* BEGIN Input for this task *

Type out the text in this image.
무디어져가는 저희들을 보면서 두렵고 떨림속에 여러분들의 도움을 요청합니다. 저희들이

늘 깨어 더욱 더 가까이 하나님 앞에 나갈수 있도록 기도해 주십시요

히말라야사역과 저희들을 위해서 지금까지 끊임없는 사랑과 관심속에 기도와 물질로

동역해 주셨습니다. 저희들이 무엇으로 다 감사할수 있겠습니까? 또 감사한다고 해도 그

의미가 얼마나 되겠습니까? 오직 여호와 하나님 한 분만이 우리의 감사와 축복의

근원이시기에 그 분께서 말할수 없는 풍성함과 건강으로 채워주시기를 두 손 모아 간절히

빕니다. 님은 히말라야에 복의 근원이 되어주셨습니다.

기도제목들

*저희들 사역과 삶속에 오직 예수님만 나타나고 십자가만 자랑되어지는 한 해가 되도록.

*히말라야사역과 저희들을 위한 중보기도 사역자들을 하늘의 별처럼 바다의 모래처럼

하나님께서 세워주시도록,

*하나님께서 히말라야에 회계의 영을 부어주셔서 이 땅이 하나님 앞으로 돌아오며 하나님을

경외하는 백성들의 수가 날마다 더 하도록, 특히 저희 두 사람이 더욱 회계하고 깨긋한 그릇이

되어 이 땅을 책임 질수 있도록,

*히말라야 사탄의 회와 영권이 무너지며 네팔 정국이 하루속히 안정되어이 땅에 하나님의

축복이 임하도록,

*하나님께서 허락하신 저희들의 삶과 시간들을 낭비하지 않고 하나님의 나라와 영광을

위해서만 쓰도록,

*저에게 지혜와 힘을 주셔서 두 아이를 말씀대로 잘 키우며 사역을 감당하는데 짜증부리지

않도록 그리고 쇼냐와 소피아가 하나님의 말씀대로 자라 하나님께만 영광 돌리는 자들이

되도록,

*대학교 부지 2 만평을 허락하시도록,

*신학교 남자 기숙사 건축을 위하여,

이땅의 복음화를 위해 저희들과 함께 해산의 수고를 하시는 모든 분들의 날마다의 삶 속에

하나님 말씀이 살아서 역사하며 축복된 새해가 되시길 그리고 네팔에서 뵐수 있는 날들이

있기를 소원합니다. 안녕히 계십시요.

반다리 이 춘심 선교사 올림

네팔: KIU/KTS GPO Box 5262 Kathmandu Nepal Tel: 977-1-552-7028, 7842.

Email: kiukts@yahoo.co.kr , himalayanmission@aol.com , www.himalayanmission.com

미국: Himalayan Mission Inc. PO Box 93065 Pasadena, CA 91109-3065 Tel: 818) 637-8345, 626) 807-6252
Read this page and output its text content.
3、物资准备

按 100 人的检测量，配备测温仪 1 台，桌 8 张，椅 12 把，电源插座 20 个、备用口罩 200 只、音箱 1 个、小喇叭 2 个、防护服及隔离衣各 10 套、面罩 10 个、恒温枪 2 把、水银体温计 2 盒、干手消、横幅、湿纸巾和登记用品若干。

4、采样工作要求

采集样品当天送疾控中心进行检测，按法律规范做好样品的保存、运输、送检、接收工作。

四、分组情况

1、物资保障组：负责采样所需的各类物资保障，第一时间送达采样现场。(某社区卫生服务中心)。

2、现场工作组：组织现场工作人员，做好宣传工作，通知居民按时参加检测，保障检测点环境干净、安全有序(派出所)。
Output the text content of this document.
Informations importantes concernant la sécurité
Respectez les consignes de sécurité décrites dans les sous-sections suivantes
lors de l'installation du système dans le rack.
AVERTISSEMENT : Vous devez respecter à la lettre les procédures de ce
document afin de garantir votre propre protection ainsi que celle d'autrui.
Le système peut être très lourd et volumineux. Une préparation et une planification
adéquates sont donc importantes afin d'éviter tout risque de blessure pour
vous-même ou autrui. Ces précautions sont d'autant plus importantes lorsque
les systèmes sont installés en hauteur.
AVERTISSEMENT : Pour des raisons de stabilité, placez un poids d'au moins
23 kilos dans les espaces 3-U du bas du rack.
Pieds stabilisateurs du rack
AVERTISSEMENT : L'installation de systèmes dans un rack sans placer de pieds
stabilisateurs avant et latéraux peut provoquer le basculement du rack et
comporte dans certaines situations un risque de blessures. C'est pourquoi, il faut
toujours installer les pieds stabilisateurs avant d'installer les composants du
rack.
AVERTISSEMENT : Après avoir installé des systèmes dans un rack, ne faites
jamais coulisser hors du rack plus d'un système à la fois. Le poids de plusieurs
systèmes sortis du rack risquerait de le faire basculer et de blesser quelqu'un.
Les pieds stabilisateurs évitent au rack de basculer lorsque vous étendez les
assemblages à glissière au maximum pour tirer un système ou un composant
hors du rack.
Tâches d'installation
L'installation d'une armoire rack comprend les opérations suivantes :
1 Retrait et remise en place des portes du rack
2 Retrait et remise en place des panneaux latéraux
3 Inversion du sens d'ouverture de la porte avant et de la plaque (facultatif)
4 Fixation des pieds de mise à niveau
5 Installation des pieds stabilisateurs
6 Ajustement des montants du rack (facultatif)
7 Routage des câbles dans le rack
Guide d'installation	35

* END Input for this task *

→ **Job**: Write out the entries above once more, without altering anything.

→ **Reply**:
Type out the text in this image.
무디어져가는 저희들을 보면서 두렵고 떨림속에 여러분들의 도움을 요청합니다. 저희들이

늘 깨어 더욱 더 가까이 하나님 앞에 나갈수 있도록 기도해 주십시요

히말라야사역과 저희들을 위해서 지금까지 끊임없는 사랑과 관심속에 기도와 물질로

동역해 주셨습니다. 저희들이 무엇으로 다 감사할수 있겠습니까? 또 감사한다고 해도 그

의미가 얼마나 되겠습니까? 오직 여호와 하나님 한 분만이 우리의 감사와 축복의

근원이시기에 그 분께서 말할수 없는 풍성함과 건강으로 채워주시기를 두 손 모아 간절히

빕니다. 님은 히말라야에 복의 근원이 되어주셨습니다.

기도제목들

*저희들 사역과 삶속에 오직 예수님만 나타나고 십자가만 자랑되어지는 한 해가 되도록.

*히말라야사역과 저희들을 위한 중보기도 사역자들을 하늘의 별처럼 바다의 모래처럼

하나님께서 세워주시도록,

*하나님께서 히말라야에 회계의 영을 부어주셔서 이 땅이 하나님 앞으로 돌아오며 하나님을

경외하는 백성들의 수가 날마다 더 하도록, 특히 저희 두 사람이 더욱 회계하고 깨긋한 그릇이

되어 이 땅을 책임 질수 있도록,

*히말라야 사탄의 회와 영권이 무너지며 네팔 정국이 하루속히 안정되어이 땅에 하나님의

축복이 임하도록,

*하나님께서 허락하신 저희들의 삶과 시간들을 낭비하지 않고 하나님의 나라와 영광을

위해서만 쓰도록,

*저에게 지혜와 힘을 주셔서 두 아이를 말씀대로 잘 키우며 사역을 감당하는데 짜증부리지

않도록 그리고 쇼냐와 소피아가 하나님의 말씀대로 자라 하나님께만 영광 돌리는 자들이

되도록,

*대학교 부지 2 만평을 허락하시도록,

*신학교 남자 기숙사 건축을 위하여,

이땅의 복음화를 위해 저희들과 함께 해산의 수고를 하시는 모든 분들의 날마다의 삶 속에

하나님 말씀이 살아서 역사하며 축복된 새해가 되시길 그리고 네팔에서 뵐수 있는 날들이

있기를 소원합니다. 안녕히 계십시요.

반다리 이 춘심 선교사 올림

네팔: KIU/KTS GPO Box 5262 Kathmandu Nepal Tel: 977-1-552-7028, 7842.

Email: kiukts@yahoo.co.kr , himalayanmission@aol.com , www.himalayanmission.com

미국: Himalayan Mission Inc. PO Box 93065 Pasadena, CA 91109-3065 Tel: 818) 637-8345, 626) 807-6252
Read this page and output its text content.
3、物资准备

按 100 人的检测量，配备测温仪 1 台，桌 8 张，椅 12 把，电源插座 20 个、备用口罩 200 只、音箱 1 个、小喇叭 2 个、防护服及隔离衣各 10 套、面罩 10 个、恒温枪 2 把、水银体温计 2 盒、干手消、横幅、湿纸巾和登记用品若干。

4、采样工作要求

采集样品当天送疾控中心进行检测，按法律规范做好样品的保存、运输、送检、接收工作。

四、分组情况

1、物资保障组：负责采样所需的各类物资保障，第一时间送达采样现场。(某社区卫生服务中心)。

2、现场工作组：组织现场工作人员，做好宣传工作，通知居民按时参加检测，保障检测点环境干净、安全有序(派出所)。
Output the text content of this document.
Informations importantes concernant la sécurité
Respectez les consignes de sécurité décrites dans les sous-sections suivantes
lors de l'installation du système dans le rack.
AVERTISSEMENT : Vous devez respecter à la lettre les procédures de ce
document afin de garantir votre propre protection ainsi que celle d'autrui.
Le système peut être très lourd et volumineux. Une préparation et une planification
adéquates sont donc importantes afin d'éviter tout risque de blessure pour
vous-même ou autrui. Ces précautions sont d'autant plus importantes lorsque
les systèmes sont installés en hauteur.
AVERTISSEMENT : Pour des raisons de stabilité, placez un poids d'au moins
23 kilos dans les espaces 3-U du bas du rack.
Pieds stabilisateurs du rack
AVERTISSEMENT : L'installation de systèmes dans un rack sans placer de pieds
stabilisateurs avant et latéraux peut provoquer le basculement du rack et
comporte dans certaines situations un risque de blessures. C'est pourquoi, il faut
toujours installer les pieds stabilisateurs avant d'installer les composants du
rack.
AVERTISSEMENT : Après avoir installé des systèmes dans un rack, ne faites
jamais coulisser hors du rack plus d'un système à la fois. Le poids de plusieurs
systèmes sortis du rack risquerait de le faire basculer et de blesser quelqu'un.
Les pieds stabilisateurs évitent au rack de basculer lorsque vous étendez les
assemblages à glissière au maximum pour tirer un système ou un composant
hors du rack.
Tâches d'installation
L'installation d'une armoire rack comprend les opérations suivantes :
1 Retrait et remise en place des portes du rack
2 Retrait et remise en place des panneaux latéraux
3 Inversion du sens d'ouverture de la porte avant et de la plaque (facultatif)
4 Fixation des pieds de mise à niveau
5 Installation des pieds stabilisateurs
6 Ajustement des montants du rack (facultatif)
7 Routage des câbles dans le rack
Guide d'installation	35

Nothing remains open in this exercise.